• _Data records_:
***

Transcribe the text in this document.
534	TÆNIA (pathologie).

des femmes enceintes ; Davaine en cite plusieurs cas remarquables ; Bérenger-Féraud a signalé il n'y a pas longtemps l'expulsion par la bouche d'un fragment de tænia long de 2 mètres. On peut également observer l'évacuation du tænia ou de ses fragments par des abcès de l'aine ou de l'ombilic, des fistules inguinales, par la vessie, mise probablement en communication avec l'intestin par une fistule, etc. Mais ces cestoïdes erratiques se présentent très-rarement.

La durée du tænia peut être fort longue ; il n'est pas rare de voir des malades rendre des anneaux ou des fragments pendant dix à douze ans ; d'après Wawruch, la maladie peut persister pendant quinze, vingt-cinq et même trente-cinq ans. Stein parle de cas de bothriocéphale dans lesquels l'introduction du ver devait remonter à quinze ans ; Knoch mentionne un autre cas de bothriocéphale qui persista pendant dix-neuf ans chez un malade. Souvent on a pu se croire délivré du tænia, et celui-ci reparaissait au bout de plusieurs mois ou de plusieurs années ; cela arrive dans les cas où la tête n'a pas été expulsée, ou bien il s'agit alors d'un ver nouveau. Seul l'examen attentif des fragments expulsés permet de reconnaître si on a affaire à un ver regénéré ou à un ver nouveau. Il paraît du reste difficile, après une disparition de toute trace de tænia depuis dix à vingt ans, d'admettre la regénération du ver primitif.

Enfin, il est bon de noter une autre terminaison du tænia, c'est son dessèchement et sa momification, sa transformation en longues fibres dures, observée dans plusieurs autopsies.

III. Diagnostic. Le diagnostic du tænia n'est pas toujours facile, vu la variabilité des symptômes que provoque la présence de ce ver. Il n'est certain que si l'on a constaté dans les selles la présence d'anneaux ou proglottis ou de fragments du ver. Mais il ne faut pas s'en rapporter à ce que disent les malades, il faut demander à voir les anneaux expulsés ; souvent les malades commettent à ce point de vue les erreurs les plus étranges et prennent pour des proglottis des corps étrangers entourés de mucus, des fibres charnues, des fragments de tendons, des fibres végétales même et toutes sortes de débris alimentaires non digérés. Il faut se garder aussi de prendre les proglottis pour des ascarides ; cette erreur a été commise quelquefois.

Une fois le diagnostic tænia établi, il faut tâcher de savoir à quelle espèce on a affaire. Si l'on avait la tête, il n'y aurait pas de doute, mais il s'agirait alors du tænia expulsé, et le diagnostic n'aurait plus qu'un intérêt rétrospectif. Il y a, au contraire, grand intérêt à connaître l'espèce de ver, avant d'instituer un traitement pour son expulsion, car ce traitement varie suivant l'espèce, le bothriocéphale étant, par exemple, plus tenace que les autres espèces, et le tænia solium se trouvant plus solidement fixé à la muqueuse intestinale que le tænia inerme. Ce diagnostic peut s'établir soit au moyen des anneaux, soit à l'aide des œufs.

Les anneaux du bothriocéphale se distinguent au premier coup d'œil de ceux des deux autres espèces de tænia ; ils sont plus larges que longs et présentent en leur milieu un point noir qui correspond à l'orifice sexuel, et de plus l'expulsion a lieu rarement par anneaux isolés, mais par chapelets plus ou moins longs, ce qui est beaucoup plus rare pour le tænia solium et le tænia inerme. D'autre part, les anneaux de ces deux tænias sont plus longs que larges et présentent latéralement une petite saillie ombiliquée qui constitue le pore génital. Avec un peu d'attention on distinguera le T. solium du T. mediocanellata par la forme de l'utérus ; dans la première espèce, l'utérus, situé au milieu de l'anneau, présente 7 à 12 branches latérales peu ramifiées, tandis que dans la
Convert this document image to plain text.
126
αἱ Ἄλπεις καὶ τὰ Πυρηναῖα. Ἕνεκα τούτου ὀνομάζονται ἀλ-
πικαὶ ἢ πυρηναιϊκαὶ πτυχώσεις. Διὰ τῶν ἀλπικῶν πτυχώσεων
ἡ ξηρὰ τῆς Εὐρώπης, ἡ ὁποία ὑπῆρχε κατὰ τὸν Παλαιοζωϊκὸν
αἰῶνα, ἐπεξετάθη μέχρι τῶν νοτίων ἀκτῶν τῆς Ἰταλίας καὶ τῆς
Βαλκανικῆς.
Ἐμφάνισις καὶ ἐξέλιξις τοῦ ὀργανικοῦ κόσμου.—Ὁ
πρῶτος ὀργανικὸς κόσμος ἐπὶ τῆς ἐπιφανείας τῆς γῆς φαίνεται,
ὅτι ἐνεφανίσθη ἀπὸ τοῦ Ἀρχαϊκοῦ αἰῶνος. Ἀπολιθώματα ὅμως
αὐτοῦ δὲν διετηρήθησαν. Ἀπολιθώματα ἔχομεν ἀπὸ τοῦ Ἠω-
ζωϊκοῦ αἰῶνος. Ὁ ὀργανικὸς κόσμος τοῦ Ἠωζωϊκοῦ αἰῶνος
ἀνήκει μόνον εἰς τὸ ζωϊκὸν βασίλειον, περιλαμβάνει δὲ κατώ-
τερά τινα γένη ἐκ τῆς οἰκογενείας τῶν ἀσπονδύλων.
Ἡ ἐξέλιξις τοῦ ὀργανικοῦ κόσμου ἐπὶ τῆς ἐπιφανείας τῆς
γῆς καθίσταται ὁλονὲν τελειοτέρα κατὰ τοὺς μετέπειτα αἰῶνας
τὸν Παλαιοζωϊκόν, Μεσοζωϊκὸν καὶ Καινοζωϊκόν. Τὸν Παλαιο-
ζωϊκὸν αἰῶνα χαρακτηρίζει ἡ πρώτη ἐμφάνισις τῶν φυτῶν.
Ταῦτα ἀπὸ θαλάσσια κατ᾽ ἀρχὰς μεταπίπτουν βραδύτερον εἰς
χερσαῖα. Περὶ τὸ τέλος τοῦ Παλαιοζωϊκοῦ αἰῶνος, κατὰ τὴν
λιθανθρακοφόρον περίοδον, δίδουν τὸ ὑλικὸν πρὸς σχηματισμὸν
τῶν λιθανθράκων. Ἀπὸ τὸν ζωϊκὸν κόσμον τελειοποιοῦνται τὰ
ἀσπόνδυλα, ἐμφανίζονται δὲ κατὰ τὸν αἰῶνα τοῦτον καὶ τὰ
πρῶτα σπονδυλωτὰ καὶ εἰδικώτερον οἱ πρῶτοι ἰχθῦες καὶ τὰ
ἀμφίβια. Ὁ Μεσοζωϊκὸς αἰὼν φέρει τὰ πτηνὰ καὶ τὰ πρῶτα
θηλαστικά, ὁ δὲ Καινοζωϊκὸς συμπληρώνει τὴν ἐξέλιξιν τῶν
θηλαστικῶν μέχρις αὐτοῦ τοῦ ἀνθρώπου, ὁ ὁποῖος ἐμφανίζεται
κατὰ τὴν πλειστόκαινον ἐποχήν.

***

• _Job_: Select the lines in this material that hold the word "κατὰ", leaving none out.

• _Expected answer_:
ἡ ξηρὰ τῆς Εὐρώπης, ἡ ὁποία ὑπῆρχε κατὰ τὸν Παλαιοζωϊκὸν
γῆς καθίσταται ὁλονὲν τελειοτέρα κατὰ τοὺς μετέπειτα αἰῶνας
χερσαῖα. Περὶ τὸ τέλος τοῦ Παλαιοζωϊκοῦ αἰῶνος, κατὰ τὴν
ἀσπόνδυλα, ἐμφανίζονται δὲ κατὰ τὸν αἰῶνα τοῦτον καὶ τὰ
κατὰ τὴν πλειστόκαινον ἐποχήν.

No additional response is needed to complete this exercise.